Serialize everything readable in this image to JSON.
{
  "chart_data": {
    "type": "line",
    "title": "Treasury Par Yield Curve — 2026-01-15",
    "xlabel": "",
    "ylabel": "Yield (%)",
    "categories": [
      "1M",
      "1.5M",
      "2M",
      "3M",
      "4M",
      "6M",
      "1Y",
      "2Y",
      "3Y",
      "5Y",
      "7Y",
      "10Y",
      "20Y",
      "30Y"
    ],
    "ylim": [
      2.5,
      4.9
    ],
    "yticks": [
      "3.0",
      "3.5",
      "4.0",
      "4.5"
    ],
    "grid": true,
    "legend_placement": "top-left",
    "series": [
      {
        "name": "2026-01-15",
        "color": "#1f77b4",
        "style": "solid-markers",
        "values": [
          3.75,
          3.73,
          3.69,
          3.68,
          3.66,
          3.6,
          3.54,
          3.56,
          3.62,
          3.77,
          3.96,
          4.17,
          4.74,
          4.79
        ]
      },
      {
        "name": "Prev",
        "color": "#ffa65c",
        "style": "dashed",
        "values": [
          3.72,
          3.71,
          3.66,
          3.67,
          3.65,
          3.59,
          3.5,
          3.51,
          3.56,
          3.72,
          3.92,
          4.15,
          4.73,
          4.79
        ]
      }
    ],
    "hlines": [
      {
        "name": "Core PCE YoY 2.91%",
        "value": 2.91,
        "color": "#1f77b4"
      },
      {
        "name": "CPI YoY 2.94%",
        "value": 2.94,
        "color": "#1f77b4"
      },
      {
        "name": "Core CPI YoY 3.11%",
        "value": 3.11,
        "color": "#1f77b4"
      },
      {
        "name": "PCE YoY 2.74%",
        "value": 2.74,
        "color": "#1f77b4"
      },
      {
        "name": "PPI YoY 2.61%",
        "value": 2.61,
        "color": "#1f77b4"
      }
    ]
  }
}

• INSTRUCTION
Check all the records above and select each line where the string "name" is found.

• SOLUTION FOR THIS PROBLEM
        "name": "2026-01-15",
        "name": "Prev",
        "name": "Core PCE YoY 2.91%",
        "name": "CPI YoY 2.94%",
        "name": "Core CPI YoY 3.11%",
        "name": "PCE YoY 2.74%",
        "name": "PPI YoY 2.61%",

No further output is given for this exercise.